Study text
THE SAFETY PURPOSE on the other hand, looks forward. Safety looks forward toward accident reduction, toward hazard resolution and the huge financial savings of mishap-free flight operations. So safety was achieved in flight school by educating pilots in the future to stay clear of thunder storms and avoid the overhangs. Not only can the ice crystal threat of the overhang be a hazard, but often hail showers can be located in these areas.

The flaws in the fostering of the Safety Purpose at BEA, AF, AB and other organizations such as FAA may very well be rooted in this very basic differential theory of management.

It is my opinion that the forward view found in SAFETY THEORY is of much more value to the commercial airline industry that the Legal Theory of finding fault and assigning penalties.

My guess is that airlines with safety people in charge of safety programs do a heck of a lot better than those with lawyers trying to run things. My guess is that the safety people at the regulatory authorities do a daily, albeit losing battle with the attorneys that have taken over positions of upper management.

JMHO, of course.

Is Safety Guilding the Lily or Is Safety Making Necessary Operational Improvements?:Who has the better argument?

I think that we have to rethink this logic ladies and gentlemen. Safety recommendations do one very special thing that no other recommendation does. Safety recommendation give us SOP modifications, checklists and limitations that help us to do our operation more correctly.

Some of you may say, “Don’t you mean more safely?”

I would respond by saying, “No, not more safely, but more correctly.” Why? Remember that our stated goal in all operations is safety-not 90% safety but 100% safety.

So when we figure out how to do operations safer, it is really most often soon adopted as SOP. Safety finds new and better ways to operate and then training, ops and standardization offices figure out how to turn that “safety innovation” into a New SOP, limit or checklist.

Right? Isn’t our SOP being revised all the time? Aren’t our Jeps procedures being revised regularly? Do we not see constant improved regulations all the time?

Did all of these improvements in SOP, Jeps, limits, regs really cost us all that much money? How much money did we waste to mishaps using flawed SOP’s?

So Safety is not as expensive as some would try to make us believe. In fact, more often than not, safety has reduced our costs, reduced our expenses, make our operation more correct, effective and greatly more efficient.
Remember the sight of the Delta L1011 crash in Dallas on the front page of the papers? Remember the United DC 10 crash in Sioux City all over every TV stations for weeks? Look at Tenerife, a classic air tragedy. Look at TWA 800; all over the news for months. Look at the dozens and dozens of microburst related mishaps and the hundreds of dead.

Safety helps us to do our job better. Do those that claim that “safety is guilding the lily” with unnecessary and expensive changes really have a case?

Does their argument really “hold water?” In fact hasn’t safety made our operations more correct?

Cost and Benefit Analysis vs Successful Safety Programs: Is the FAA and A4A Using Flawed Logic to Manage Safety Improvements? Do Pilots Actually Know Safety Better?

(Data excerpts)
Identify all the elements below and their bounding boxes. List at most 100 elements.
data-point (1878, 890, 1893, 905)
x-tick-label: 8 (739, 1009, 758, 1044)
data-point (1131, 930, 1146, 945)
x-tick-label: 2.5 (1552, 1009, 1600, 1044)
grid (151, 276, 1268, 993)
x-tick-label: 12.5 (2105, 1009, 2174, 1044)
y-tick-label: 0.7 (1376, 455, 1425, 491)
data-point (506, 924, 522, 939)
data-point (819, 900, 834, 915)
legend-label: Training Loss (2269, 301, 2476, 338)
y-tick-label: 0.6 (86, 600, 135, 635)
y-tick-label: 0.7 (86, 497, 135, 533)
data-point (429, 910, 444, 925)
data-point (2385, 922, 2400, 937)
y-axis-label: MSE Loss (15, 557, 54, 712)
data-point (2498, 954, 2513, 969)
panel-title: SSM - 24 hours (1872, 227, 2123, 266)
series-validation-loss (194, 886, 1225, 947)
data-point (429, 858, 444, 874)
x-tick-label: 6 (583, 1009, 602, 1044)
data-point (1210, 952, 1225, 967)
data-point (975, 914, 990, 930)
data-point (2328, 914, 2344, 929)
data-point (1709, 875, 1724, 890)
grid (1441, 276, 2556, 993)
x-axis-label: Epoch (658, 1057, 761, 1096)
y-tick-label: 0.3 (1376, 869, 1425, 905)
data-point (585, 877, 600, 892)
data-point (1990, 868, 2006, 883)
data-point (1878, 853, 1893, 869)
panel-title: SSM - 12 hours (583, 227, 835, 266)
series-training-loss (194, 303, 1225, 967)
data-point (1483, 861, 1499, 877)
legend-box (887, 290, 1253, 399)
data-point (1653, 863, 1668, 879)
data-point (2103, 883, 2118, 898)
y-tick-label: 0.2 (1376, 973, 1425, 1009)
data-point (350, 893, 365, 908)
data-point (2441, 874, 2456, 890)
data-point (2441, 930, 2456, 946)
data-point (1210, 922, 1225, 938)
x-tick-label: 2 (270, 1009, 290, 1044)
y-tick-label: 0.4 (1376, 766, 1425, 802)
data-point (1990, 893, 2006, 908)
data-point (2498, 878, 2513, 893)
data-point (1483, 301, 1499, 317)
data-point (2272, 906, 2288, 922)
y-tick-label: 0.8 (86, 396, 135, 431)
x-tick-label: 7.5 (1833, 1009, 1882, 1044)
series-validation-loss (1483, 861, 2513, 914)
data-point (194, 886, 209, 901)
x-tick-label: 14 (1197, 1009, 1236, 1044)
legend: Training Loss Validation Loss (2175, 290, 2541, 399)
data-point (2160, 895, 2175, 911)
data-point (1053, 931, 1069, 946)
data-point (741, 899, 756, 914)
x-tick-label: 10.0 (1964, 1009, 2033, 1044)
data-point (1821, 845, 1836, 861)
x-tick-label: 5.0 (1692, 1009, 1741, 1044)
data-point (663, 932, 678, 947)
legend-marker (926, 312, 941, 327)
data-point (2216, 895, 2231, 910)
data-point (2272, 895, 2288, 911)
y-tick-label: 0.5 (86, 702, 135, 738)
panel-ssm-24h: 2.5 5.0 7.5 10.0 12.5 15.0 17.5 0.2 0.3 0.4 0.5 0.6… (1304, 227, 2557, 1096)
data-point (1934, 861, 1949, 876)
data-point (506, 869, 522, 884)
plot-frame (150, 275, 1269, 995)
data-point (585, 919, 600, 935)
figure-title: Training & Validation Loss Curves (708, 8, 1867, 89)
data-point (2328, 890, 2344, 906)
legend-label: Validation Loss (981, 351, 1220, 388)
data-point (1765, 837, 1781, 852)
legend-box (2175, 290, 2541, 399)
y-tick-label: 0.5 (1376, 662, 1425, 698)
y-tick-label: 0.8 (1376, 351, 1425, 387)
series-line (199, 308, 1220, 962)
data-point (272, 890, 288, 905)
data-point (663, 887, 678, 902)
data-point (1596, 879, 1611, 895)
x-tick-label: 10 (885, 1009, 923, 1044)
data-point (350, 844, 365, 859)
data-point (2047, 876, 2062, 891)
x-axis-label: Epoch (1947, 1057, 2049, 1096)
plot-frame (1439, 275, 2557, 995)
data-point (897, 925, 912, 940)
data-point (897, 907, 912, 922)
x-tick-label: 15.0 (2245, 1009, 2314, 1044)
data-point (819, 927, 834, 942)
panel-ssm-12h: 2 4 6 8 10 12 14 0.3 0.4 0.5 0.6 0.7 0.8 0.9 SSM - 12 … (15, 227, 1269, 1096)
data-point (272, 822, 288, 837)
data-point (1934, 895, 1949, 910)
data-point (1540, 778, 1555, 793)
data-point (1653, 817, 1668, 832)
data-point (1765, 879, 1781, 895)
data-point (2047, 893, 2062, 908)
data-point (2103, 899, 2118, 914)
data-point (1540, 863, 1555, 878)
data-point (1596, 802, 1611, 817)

Exercise
List every specific air accident that the aviation safety text refers to by name.

Completed exercise
- The Delta L1011 crash in Dallas
- The United DC 10 crash in Sioux City
- Tenerife
- TWA 800